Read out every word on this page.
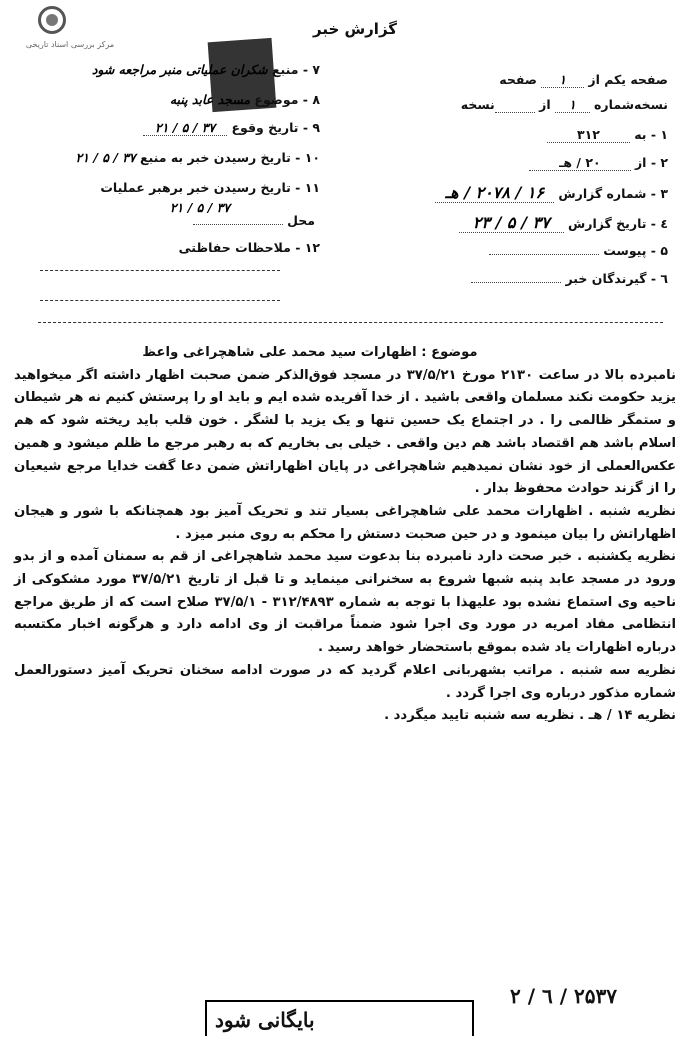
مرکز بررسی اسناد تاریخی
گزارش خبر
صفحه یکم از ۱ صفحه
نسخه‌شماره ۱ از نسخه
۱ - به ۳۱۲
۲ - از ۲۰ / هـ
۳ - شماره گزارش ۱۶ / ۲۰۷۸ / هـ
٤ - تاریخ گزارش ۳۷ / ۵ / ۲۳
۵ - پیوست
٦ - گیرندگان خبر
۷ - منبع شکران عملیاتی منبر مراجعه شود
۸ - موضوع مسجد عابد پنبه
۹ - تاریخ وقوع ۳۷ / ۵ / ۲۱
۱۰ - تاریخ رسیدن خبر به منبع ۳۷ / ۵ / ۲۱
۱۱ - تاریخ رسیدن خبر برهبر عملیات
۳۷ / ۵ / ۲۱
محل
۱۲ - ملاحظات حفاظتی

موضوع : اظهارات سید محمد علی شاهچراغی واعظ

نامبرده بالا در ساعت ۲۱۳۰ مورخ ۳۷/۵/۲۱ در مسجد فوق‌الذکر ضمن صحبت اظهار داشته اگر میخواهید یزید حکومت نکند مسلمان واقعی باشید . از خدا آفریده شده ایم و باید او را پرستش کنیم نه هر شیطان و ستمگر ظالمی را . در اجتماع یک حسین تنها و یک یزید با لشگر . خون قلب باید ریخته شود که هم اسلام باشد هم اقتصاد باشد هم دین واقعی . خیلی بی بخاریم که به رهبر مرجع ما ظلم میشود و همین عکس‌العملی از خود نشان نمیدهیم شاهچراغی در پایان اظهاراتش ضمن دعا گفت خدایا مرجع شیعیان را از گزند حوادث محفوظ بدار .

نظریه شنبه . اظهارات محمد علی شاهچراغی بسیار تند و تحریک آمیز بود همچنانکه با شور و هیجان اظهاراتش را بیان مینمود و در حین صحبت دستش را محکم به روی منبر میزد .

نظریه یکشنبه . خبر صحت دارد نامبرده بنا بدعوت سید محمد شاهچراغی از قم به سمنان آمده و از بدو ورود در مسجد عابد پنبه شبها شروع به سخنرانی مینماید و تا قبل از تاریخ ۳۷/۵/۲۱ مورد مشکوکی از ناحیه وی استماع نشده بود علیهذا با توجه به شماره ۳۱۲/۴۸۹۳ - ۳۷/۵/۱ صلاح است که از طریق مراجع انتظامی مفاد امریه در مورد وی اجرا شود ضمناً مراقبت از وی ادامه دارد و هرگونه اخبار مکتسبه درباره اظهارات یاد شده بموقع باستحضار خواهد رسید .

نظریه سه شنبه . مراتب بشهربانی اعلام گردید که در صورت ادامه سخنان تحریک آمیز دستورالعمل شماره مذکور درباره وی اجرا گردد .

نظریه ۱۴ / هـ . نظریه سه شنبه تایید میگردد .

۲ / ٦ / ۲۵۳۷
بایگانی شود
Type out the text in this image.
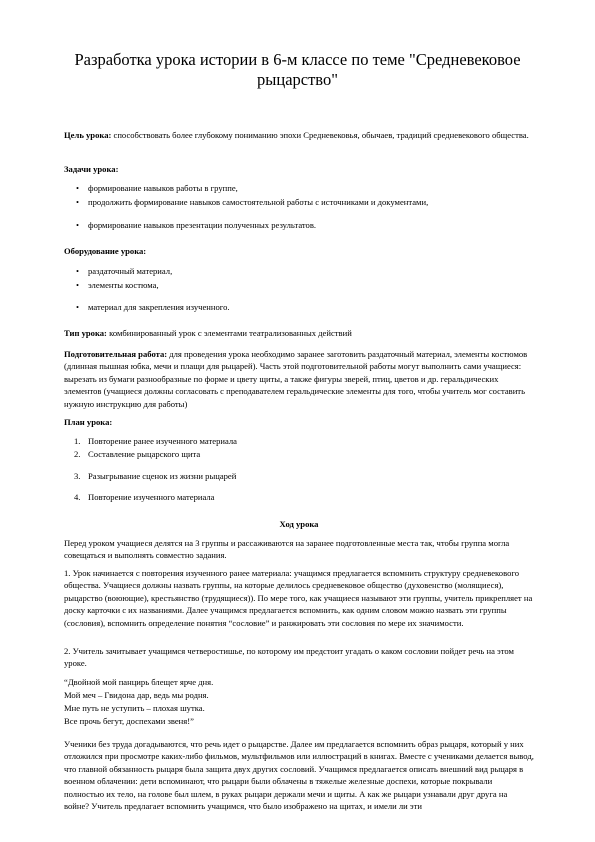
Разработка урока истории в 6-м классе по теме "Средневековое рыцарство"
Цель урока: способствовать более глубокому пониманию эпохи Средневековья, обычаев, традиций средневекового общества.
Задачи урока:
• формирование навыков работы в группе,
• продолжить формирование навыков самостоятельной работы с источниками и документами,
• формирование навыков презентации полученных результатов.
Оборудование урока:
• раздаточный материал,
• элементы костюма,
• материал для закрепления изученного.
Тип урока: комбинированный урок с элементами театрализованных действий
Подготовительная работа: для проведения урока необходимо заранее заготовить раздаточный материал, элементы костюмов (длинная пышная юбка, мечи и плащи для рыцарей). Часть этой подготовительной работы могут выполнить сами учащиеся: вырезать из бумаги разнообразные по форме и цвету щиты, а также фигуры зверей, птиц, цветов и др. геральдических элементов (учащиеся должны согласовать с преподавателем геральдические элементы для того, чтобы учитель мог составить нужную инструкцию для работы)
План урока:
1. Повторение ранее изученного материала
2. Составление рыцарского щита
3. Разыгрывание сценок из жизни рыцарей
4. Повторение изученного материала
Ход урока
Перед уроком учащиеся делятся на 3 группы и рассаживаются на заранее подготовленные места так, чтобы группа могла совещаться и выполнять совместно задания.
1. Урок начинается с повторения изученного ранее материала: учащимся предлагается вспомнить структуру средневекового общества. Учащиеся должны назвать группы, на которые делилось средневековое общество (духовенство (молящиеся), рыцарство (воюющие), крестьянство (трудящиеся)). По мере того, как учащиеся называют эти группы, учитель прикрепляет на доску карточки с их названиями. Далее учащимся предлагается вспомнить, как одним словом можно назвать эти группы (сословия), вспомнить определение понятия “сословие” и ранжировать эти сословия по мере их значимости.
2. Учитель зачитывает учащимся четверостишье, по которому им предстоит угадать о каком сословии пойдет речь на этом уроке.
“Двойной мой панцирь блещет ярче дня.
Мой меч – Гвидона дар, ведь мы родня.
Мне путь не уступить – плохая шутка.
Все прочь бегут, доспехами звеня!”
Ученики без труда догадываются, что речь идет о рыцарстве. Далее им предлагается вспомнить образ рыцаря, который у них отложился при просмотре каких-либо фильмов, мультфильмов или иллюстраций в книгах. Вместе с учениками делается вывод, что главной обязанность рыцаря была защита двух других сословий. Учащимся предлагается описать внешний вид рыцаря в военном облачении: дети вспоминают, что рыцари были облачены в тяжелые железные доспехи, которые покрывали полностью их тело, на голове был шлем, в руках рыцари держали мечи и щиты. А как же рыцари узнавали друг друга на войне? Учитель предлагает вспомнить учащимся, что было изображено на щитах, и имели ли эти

•••

**Work to be completed**. Set down all the entries exactly as they appear, but skip any pictures.

**Task answer**.
Read out every word on this page.
مرکز بررسی اسناد تاریخی
گزارش خبر
صفحه یکم از ۱ صفحه
نسخه‌شماره ۱ از نسخه
۱ - به ۳۱۲
۲ - از ۲۰ / هـ
۳ - شماره گزارش ۱۶ / ۲۰۷۸ / هـ
٤ - تاریخ گزارش ۳۷ / ۵ / ۲۳
۵ - پیوست
٦ - گیرندگان خبر
۷ - منبع شکران عملیاتی منبر مراجعه شود
۸ - موضوع مسجد عابد پنبه
۹ - تاریخ وقوع ۳۷ / ۵ / ۲۱
۱۰ - تاریخ رسیدن خبر به منبع ۳۷ / ۵ / ۲۱
۱۱ - تاریخ رسیدن خبر برهبر عملیات
۳۷ / ۵ / ۲۱
محل
۱۲ - ملاحظات حفاظتی

موضوع : اظهارات سید محمد علی شاهچراغی واعظ

نامبرده بالا در ساعت ۲۱۳۰ مورخ ۳۷/۵/۲۱ در مسجد فوق‌الذکر ضمن صحبت اظهار داشته اگر میخواهید یزید حکومت نکند مسلمان واقعی باشید . از خدا آفریده شده ایم و باید او را پرستش کنیم نه هر شیطان و ستمگر ظالمی را . در اجتماع یک حسین تنها و یک یزید با لشگر . خون قلب باید ریخته شود که هم اسلام باشد هم اقتصاد باشد هم دین واقعی . خیلی بی بخاریم که به رهبر مرجع ما ظلم میشود و همین عکس‌العملی از خود نشان نمیدهیم شاهچراغی در پایان اظهاراتش ضمن دعا گفت خدایا مرجع شیعیان را از گزند حوادث محفوظ بدار .

نظریه شنبه . اظهارات محمد علی شاهچراغی بسیار تند و تحریک آمیز بود همچنانکه با شور و هیجان اظهاراتش را بیان مینمود و در حین صحبت دستش را محکم به روی منبر میزد .

نظریه یکشنبه . خبر صحت دارد نامبرده بنا بدعوت سید محمد شاهچراغی از قم به سمنان آمده و از بدو ورود در مسجد عابد پنبه شبها شروع به سخنرانی مینماید و تا قبل از تاریخ ۳۷/۵/۲۱ مورد مشکوکی از ناحیه وی استماع نشده بود علیهذا با توجه به شماره ۳۱۲/۴۸۹۳ - ۳۷/۵/۱ صلاح است که از طریق مراجع انتظامی مفاد امریه در مورد وی اجرا شود ضمناً مراقبت از وی ادامه دارد و هرگونه اخبار مکتسبه درباره اظهارات یاد شده بموقع باستحضار خواهد رسید .

نظریه سه شنبه . مراتب بشهربانی اعلام گردید که در صورت ادامه سخنان تحریک آمیز دستورالعمل شماره مذکور درباره وی اجرا گردد .

نظریه ۱۴ / هـ . نظریه سه شنبه تایید میگردد .

۲ / ٦ / ۲۵۳۷
بایگانی شود
Type out the text in this image.
Разработка урока истории в 6-м классе по теме "Средневековое рыцарство"
Цель урока: способствовать более глубокому пониманию эпохи Средневековья, обычаев, традиций средневекового общества.
Задачи урока:
• формирование навыков работы в группе,
• продолжить формирование навыков самостоятельной работы с источниками и документами,
• формирование навыков презентации полученных результатов.
Оборудование урока:
• раздаточный материал,
• элементы костюма,
• материал для закрепления изученного.
Тип урока: комбинированный урок с элементами театрализованных действий
Подготовительная работа: для проведения урока необходимо заранее заготовить раздаточный материал, элементы костюмов (длинная пышная юбка, мечи и плащи для рыцарей). Часть этой подготовительной работы могут выполнить сами учащиеся: вырезать из бумаги разнообразные по форме и цвету щиты, а также фигуры зверей, птиц, цветов и др. геральдических элементов (учащиеся должны согласовать с преподавателем геральдические элементы для того, чтобы учитель мог составить нужную инструкцию для работы)
План урока:
1. Повторение ранее изученного материала
2. Составление рыцарского щита
3. Разыгрывание сценок из жизни рыцарей
4. Повторение изученного материала
Ход урока
Перед уроком учащиеся делятся на 3 группы и рассаживаются на заранее подготовленные места так, чтобы группа могла совещаться и выполнять совместно задания.
1. Урок начинается с повторения изученного ранее материала: учащимся предлагается вспомнить структуру средневекового общества. Учащиеся должны назвать группы, на которые делилось средневековое общество (духовенство (молящиеся), рыцарство (воюющие), крестьянство (трудящиеся)). По мере того, как учащиеся называют эти группы, учитель прикрепляет на доску карточки с их названиями. Далее учащимся предлагается вспомнить, как одним словом можно назвать эти группы (сословия), вспомнить определение понятия “сословие” и ранжировать эти сословия по мере их значимости.
2. Учитель зачитывает учащимся четверостишье, по которому им предстоит угадать о каком сословии пойдет речь на этом уроке.
“Двойной мой панцирь блещет ярче дня.
Мой меч – Гвидона дар, ведь мы родня.
Мне путь не уступить – плохая шутка.
Все прочь бегут, доспехами звеня!”
Ученики без труда догадываются, что речь идет о рыцарстве. Далее им предлагается вспомнить образ рыцаря, который у них отложился при просмотре каких-либо фильмов, мультфильмов или иллюстраций в книгах. Вместе с учениками делается вывод, что главной обязанность рыцаря была защита двух других сословий. Учащимся предлагается описать внешний вид рыцаря в военном облачении: дети вспоминают, что рыцари были облачены в тяжелые железные доспехи, которые покрывали полностью их тело, на голове был шлем, в руках рыцари держали мечи и щиты. А как же рыцари узнавали друг друга на войне? Учитель предлагает вспомнить учащимся, что было изображено на щитах, и имели ли эти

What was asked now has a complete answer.